● GIVEN EXERCISE
Reproduce nothing but the lines from the one with "Convert this screenshot" through the one with "Parse this screenshot: output", exactly and with both ends. Omit pictures.

● GIVEN ENTRIES
+++

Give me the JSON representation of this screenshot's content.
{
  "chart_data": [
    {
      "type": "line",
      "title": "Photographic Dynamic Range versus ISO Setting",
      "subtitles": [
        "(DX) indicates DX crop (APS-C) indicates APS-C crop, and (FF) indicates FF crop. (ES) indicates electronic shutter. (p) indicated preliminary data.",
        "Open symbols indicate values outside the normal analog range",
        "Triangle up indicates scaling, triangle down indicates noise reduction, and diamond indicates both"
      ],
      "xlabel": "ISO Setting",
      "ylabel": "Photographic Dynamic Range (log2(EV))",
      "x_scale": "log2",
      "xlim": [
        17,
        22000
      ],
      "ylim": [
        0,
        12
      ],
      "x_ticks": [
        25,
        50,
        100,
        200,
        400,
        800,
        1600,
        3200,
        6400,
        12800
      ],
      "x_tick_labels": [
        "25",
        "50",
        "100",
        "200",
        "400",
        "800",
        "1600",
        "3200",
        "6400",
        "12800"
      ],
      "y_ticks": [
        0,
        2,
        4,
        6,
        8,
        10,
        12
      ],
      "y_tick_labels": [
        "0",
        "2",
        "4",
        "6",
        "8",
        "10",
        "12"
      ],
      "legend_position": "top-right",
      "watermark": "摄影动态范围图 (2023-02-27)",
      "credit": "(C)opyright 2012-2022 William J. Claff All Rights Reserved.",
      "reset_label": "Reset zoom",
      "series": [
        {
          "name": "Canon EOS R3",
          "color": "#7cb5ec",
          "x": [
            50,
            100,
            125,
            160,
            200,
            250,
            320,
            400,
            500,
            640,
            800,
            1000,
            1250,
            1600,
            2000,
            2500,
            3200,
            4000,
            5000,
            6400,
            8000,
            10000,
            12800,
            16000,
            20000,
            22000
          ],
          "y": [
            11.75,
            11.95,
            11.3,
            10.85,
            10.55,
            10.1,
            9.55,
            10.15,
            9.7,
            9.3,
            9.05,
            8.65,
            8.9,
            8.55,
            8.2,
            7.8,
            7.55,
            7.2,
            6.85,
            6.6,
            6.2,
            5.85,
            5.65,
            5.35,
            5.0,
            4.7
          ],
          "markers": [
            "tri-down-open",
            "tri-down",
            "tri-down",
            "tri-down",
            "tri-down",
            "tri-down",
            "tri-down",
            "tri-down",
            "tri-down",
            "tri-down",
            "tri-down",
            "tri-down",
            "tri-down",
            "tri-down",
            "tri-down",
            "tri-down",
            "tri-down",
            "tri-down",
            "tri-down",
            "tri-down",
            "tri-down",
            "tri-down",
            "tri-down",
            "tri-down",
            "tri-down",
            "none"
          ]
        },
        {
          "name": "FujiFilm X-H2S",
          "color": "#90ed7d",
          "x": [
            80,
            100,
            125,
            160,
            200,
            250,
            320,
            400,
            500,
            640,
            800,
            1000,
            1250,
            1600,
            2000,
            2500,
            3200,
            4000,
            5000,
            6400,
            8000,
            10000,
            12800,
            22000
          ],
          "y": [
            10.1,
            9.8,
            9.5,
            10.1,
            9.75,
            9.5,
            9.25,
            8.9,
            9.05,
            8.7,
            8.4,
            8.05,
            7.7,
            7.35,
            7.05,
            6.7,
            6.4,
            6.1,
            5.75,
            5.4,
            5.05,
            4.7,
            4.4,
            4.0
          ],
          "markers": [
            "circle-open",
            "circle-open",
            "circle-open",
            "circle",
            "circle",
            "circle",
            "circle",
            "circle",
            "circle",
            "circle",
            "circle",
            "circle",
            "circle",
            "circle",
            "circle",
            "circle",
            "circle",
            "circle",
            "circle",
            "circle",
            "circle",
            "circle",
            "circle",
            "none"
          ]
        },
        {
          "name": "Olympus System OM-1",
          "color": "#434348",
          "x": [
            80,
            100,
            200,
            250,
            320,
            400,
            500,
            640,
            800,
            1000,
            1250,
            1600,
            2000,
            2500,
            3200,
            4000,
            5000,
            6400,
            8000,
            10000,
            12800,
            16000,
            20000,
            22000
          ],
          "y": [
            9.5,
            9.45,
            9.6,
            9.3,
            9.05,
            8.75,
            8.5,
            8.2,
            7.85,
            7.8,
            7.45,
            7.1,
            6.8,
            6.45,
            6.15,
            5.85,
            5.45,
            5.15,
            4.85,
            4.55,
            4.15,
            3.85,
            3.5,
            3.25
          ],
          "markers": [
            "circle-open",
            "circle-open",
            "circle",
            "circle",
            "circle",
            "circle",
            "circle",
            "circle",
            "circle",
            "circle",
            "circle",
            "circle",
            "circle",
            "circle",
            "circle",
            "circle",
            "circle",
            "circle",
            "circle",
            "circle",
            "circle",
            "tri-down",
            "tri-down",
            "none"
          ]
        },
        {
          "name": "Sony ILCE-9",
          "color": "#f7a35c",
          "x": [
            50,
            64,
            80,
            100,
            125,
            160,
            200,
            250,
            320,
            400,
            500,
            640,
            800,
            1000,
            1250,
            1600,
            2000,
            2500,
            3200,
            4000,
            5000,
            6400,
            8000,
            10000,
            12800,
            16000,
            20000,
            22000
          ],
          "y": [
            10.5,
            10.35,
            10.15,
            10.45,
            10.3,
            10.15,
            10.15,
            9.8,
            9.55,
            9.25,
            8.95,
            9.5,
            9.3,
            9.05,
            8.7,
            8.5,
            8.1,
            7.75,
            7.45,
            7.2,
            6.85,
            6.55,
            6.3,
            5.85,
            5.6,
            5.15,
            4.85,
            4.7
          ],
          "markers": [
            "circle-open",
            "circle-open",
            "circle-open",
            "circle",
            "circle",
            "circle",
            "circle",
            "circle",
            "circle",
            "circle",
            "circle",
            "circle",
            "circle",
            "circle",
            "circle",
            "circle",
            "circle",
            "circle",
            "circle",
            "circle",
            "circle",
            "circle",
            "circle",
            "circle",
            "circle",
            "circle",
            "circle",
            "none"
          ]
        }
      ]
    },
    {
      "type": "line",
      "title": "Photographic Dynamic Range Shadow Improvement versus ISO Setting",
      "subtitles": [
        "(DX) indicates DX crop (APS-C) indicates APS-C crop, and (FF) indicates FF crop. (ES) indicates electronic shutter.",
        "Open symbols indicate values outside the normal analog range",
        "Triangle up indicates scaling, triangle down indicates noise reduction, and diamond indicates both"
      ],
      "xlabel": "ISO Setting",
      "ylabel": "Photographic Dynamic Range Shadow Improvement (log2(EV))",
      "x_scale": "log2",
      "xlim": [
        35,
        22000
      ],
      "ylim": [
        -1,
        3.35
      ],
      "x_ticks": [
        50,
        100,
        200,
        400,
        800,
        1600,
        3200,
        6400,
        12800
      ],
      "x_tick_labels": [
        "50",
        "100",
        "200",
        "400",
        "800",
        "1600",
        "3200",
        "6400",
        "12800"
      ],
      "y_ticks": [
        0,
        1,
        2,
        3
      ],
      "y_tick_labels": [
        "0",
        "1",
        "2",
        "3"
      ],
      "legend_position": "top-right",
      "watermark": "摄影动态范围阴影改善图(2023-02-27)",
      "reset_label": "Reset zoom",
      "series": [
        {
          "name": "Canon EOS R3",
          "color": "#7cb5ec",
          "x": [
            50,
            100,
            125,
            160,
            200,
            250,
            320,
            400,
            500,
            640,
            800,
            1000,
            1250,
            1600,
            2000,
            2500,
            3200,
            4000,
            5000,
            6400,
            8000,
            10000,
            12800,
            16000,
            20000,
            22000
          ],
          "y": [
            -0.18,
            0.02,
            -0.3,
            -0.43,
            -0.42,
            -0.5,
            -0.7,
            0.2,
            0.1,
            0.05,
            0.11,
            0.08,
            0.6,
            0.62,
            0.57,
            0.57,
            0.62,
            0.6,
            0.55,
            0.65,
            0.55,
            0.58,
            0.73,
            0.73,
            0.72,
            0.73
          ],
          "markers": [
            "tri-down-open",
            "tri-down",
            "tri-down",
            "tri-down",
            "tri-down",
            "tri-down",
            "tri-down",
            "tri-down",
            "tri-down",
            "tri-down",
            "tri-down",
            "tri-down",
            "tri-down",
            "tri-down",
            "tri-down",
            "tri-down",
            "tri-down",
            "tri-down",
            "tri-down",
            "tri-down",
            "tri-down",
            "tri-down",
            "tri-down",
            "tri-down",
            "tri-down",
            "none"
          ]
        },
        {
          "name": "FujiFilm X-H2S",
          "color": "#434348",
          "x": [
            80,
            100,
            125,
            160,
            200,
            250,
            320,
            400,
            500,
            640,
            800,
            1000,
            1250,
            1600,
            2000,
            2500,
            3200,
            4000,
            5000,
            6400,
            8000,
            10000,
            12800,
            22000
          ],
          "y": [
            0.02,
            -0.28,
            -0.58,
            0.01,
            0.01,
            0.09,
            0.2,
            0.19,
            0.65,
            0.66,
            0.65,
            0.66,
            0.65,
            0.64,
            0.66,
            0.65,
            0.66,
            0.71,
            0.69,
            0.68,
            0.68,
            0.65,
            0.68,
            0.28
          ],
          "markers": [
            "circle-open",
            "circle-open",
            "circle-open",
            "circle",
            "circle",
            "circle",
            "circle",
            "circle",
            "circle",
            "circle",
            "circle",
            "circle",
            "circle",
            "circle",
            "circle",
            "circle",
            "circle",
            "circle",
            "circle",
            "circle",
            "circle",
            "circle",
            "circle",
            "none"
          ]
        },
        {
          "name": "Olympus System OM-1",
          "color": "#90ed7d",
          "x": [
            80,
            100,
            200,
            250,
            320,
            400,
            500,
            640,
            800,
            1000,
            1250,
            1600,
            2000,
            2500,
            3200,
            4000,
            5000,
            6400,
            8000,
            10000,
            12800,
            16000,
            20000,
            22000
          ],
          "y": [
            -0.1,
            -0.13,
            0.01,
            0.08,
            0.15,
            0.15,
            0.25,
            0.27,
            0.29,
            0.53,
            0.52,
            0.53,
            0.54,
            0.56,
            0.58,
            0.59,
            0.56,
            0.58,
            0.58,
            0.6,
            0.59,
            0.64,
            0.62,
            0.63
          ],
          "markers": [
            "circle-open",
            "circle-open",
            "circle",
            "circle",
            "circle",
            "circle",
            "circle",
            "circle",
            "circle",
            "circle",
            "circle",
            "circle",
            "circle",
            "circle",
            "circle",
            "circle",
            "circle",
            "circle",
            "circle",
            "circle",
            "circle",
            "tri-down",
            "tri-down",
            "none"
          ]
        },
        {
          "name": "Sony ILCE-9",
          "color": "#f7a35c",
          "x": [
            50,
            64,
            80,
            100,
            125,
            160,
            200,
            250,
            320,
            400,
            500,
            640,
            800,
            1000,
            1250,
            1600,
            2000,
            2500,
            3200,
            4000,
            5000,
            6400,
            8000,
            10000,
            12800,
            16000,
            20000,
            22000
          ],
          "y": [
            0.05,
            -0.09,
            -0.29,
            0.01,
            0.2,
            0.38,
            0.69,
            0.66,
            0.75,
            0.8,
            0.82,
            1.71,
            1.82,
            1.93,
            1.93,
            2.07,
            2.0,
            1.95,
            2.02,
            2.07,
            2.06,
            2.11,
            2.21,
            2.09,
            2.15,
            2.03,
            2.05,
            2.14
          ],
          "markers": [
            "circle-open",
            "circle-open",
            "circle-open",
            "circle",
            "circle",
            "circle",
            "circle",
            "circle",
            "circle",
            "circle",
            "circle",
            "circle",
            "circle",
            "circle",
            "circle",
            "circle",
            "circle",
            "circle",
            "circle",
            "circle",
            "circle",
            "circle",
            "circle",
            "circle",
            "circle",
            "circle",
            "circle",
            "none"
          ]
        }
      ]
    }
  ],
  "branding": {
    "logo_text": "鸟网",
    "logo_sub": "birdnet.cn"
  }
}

+++

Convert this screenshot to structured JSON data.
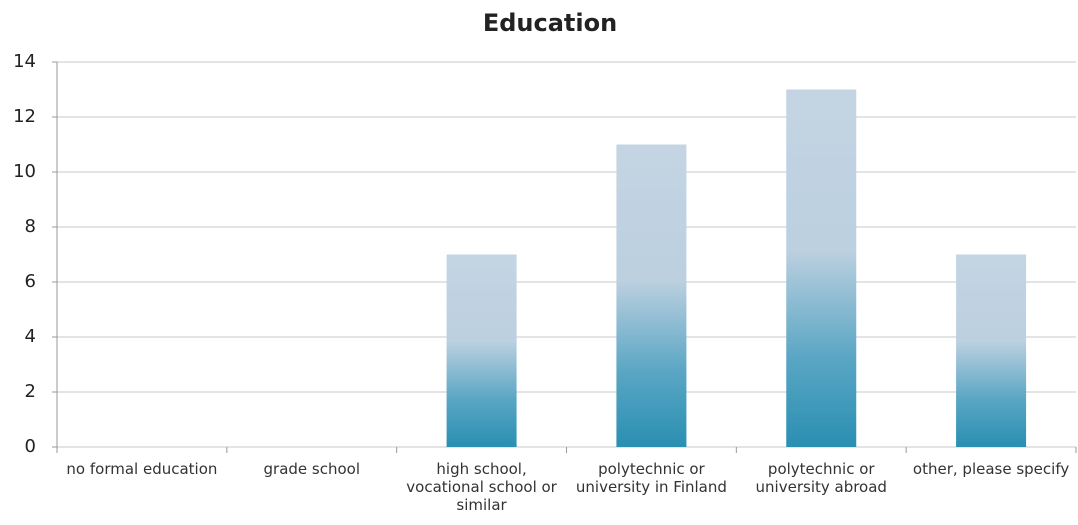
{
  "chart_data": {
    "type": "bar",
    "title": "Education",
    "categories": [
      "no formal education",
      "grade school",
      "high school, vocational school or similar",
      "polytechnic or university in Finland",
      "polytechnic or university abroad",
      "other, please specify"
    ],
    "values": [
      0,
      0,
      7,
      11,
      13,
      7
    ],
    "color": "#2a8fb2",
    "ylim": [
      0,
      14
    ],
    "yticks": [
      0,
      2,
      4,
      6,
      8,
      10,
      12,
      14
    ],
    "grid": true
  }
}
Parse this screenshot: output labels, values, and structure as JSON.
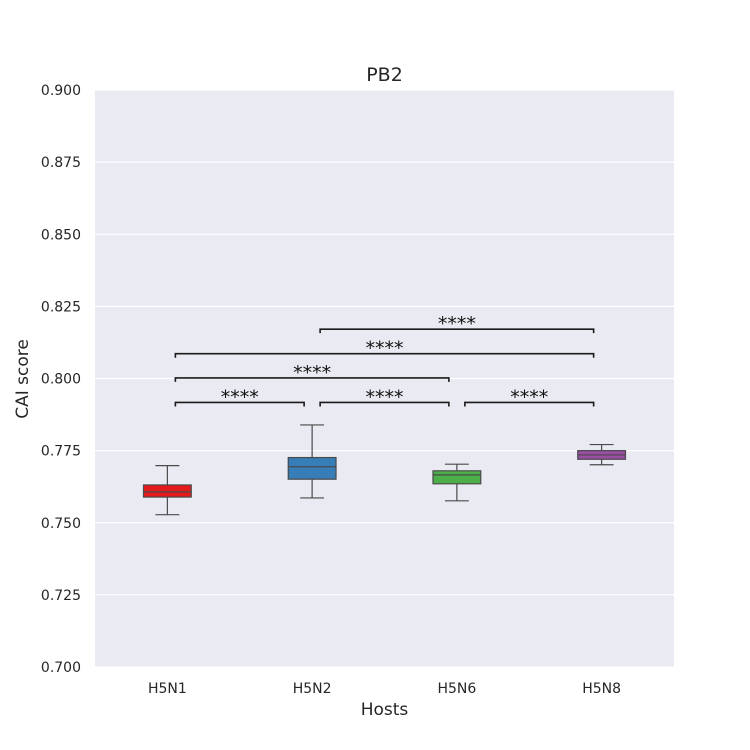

+++

● ANSWER TO THE EXERCISE
Convert this screenshot to structured JSON data.
{
  "chart_data": {
    "type": "bar",
    "title": "Education",
    "categories": [
      "no formal education",
      "grade school",
      "high school, vocational school or similar",
      "polytechnic or university in Finland",
      "polytechnic or university abroad",
      "other, please specify"
    ],
    "values": [
      0,
      0,
      7,
      11,
      13,
      7
    ],
    "color": "#2a8fb2",
    "ylim": [
      0,
      14
    ],
    "yticks": [
      0,
      2,
      4,
      6,
      8,
      10,
      12,
      14
    ],
    "grid": true
  }
}
Parse this screenshot: output labels, values, and structure as JSON.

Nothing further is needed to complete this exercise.